## To do
Give the listing below again in full, exactly as written.

=== Records supplied ===

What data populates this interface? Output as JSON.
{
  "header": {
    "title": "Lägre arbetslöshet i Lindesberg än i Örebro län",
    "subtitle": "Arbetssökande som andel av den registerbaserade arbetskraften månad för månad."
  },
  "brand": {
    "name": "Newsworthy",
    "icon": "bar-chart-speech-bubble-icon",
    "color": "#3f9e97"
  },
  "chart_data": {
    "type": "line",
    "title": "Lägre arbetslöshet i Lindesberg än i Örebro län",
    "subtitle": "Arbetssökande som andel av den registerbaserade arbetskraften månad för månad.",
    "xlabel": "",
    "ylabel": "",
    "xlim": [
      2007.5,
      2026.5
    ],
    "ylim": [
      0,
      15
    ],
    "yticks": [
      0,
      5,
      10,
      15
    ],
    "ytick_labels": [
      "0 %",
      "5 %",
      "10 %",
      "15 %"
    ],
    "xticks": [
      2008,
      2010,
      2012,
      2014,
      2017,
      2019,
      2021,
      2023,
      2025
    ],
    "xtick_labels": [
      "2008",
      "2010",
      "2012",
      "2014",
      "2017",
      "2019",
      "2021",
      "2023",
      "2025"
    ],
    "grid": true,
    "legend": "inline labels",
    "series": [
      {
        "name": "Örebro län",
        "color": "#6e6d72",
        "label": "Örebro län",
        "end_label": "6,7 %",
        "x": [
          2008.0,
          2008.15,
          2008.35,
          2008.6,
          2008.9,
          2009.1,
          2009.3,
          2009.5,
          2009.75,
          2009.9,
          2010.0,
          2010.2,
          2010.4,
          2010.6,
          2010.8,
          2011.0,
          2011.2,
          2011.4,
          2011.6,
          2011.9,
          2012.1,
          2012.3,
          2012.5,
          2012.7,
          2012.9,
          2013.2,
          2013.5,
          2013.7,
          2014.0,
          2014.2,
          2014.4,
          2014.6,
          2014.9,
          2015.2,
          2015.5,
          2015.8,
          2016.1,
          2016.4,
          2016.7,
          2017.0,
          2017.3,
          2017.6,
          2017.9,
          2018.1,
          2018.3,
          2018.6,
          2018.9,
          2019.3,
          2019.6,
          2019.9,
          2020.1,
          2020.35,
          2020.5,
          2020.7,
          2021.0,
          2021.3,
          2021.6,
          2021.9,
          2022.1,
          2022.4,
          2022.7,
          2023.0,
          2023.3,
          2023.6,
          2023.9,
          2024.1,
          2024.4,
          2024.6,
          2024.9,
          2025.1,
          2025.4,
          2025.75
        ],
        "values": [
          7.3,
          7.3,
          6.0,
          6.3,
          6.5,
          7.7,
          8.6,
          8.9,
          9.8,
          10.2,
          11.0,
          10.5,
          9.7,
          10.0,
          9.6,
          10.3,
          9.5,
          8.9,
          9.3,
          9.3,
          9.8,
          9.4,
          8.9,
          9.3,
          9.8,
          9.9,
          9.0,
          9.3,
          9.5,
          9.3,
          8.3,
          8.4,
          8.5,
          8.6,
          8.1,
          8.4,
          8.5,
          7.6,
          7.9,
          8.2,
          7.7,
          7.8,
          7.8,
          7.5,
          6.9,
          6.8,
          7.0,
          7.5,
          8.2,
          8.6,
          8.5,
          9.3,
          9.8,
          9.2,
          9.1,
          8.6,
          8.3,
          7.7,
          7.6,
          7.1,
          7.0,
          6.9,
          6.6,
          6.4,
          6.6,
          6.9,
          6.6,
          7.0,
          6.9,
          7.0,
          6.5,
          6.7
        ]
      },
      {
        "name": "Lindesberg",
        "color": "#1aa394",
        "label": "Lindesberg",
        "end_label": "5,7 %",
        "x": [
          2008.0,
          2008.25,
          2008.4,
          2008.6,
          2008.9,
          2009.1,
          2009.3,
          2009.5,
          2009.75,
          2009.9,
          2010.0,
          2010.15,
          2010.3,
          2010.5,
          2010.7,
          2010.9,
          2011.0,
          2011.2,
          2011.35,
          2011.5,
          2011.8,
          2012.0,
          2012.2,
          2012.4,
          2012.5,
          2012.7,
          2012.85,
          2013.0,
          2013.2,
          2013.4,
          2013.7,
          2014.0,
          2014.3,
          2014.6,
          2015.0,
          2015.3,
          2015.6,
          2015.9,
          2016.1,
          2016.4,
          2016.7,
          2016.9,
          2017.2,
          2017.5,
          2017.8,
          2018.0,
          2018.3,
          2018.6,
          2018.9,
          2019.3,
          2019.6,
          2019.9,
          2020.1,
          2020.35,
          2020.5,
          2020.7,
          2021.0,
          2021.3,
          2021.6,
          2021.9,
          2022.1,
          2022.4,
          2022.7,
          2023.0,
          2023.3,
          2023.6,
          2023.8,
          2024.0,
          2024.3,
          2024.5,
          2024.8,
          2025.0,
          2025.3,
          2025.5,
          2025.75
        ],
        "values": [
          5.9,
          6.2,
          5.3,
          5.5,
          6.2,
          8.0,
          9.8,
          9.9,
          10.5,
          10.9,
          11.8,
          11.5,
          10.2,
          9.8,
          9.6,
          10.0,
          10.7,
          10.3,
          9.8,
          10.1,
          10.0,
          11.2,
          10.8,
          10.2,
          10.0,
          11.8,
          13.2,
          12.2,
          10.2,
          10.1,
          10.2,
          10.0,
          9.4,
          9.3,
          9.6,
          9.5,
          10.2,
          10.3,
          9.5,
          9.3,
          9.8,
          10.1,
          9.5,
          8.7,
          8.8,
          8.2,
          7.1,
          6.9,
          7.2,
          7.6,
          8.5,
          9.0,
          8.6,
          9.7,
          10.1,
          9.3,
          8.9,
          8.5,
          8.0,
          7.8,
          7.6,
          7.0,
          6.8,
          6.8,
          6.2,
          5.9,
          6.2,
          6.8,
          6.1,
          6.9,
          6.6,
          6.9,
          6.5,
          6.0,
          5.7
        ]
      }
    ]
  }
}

===

## Output below
What data populates this interface? Output as JSON.
{
  "header": {
    "title": "Lägre arbetslöshet i Lindesberg än i Örebro län",
    "subtitle": "Arbetssökande som andel av den registerbaserade arbetskraften månad för månad."
  },
  "brand": {
    "name": "Newsworthy",
    "icon": "bar-chart-speech-bubble-icon",
    "color": "#3f9e97"
  },
  "chart_data": {
    "type": "line",
    "title": "Lägre arbetslöshet i Lindesberg än i Örebro län",
    "subtitle": "Arbetssökande som andel av den registerbaserade arbetskraften månad för månad.",
    "xlabel": "",
    "ylabel": "",
    "xlim": [
      2007.5,
      2026.5
    ],
    "ylim": [
      0,
      15
    ],
    "yticks": [
      0,
      5,
      10,
      15
    ],
    "ytick_labels": [
      "0 %",
      "5 %",
      "10 %",
      "15 %"
    ],
    "xticks": [
      2008,
      2010,
      2012,
      2014,
      2017,
      2019,
      2021,
      2023,
      2025
    ],
    "xtick_labels": [
      "2008",
      "2010",
      "2012",
      "2014",
      "2017",
      "2019",
      "2021",
      "2023",
      "2025"
    ],
    "grid": true,
    "legend": "inline labels",
    "series": [
      {
        "name": "Örebro län",
        "color": "#6e6d72",
        "label": "Örebro län",
        "end_label": "6,7 %",
        "x": [
          2008.0,
          2008.15,
          2008.35,
          2008.6,
          2008.9,
          2009.1,
          2009.3,
          2009.5,
          2009.75,
          2009.9,
          2010.0,
          2010.2,
          2010.4,
          2010.6,
          2010.8,
          2011.0,
          2011.2,
          2011.4,
          2011.6,
          2011.9,
          2012.1,
          2012.3,
          2012.5,
          2012.7,
          2012.9,
          2013.2,
          2013.5,
          2013.7,
          2014.0,
          2014.2,
          2014.4,
          2014.6,
          2014.9,
          2015.2,
          2015.5,
          2015.8,
          2016.1,
          2016.4,
          2016.7,
          2017.0,
          2017.3,
          2017.6,
          2017.9,
          2018.1,
          2018.3,
          2018.6,
          2018.9,
          2019.3,
          2019.6,
          2019.9,
          2020.1,
          2020.35,
          2020.5,
          2020.7,
          2021.0,
          2021.3,
          2021.6,
          2021.9,
          2022.1,
          2022.4,
          2022.7,
          2023.0,
          2023.3,
          2023.6,
          2023.9,
          2024.1,
          2024.4,
          2024.6,
          2024.9,
          2025.1,
          2025.4,
          2025.75
        ],
        "values": [
          7.3,
          7.3,
          6.0,
          6.3,
          6.5,
          7.7,
          8.6,
          8.9,
          9.8,
          10.2,
          11.0,
          10.5,
          9.7,
          10.0,
          9.6,
          10.3,
          9.5,
          8.9,
          9.3,
          9.3,
          9.8,
          9.4,
          8.9,
          9.3,
          9.8,
          9.9,
          9.0,
          9.3,
          9.5,
          9.3,
          8.3,
          8.4,
          8.5,
          8.6,
          8.1,
          8.4,
          8.5,
          7.6,
          7.9,
          8.2,
          7.7,
          7.8,
          7.8,
          7.5,
          6.9,
          6.8,
          7.0,
          7.5,
          8.2,
          8.6,
          8.5,
          9.3,
          9.8,
          9.2,
          9.1,
          8.6,
          8.3,
          7.7,
          7.6,
          7.1,
          7.0,
          6.9,
          6.6,
          6.4,
          6.6,
          6.9,
          6.6,
          7.0,
          6.9,
          7.0,
          6.5,
          6.7
        ]
      },
      {
        "name": "Lindesberg",
        "color": "#1aa394",
        "label": "Lindesberg",
        "end_label": "5,7 %",
        "x": [
          2008.0,
          2008.25,
          2008.4,
          2008.6,
          2008.9,
          2009.1,
          2009.3,
          2009.5,
          2009.75,
          2009.9,
          2010.0,
          2010.15,
          2010.3,
          2010.5,
          2010.7,
          2010.9,
          2011.0,
          2011.2,
          2011.35,
          2011.5,
          2011.8,
          2012.0,
          2012.2,
          2012.4,
          2012.5,
          2012.7,
          2012.85,
          2013.0,
          2013.2,
          2013.4,
          2013.7,
          2014.0,
          2014.3,
          2014.6,
          2015.0,
          2015.3,
          2015.6,
          2015.9,
          2016.1,
          2016.4,
          2016.7,
          2016.9,
          2017.2,
          2017.5,
          2017.8,
          2018.0,
          2018.3,
          2018.6,
          2018.9,
          2019.3,
          2019.6,
          2019.9,
          2020.1,
          2020.35,
          2020.5,
          2020.7,
          2021.0,
          2021.3,
          2021.6,
          2021.9,
          2022.1,
          2022.4,
          2022.7,
          2023.0,
          2023.3,
          2023.6,
          2023.8,
          2024.0,
          2024.3,
          2024.5,
          2024.8,
          2025.0,
          2025.3,
          2025.5,
          2025.75
        ],
        "values": [
          5.9,
          6.2,
          5.3,
          5.5,
          6.2,
          8.0,
          9.8,
          9.9,
          10.5,
          10.9,
          11.8,
          11.5,
          10.2,
          9.8,
          9.6,
          10.0,
          10.7,
          10.3,
          9.8,
          10.1,
          10.0,
          11.2,
          10.8,
          10.2,
          10.0,
          11.8,
          13.2,
          12.2,
          10.2,
          10.1,
          10.2,
          10.0,
          9.4,
          9.3,
          9.6,
          9.5,
          10.2,
          10.3,
          9.5,
          9.3,
          9.8,
          10.1,
          9.5,
          8.7,
          8.8,
          8.2,
          7.1,
          6.9,
          7.2,
          7.6,
          8.5,
          9.0,
          8.6,
          9.7,
          10.1,
          9.3,
          8.9,
          8.5,
          8.0,
          7.8,
          7.6,
          7.0,
          6.8,
          6.8,
          6.2,
          5.9,
          6.2,
          6.8,
          6.1,
          6.9,
          6.6,
          6.9,
          6.5,
          6.0,
          5.7
        ]
      }
    ]
  }
}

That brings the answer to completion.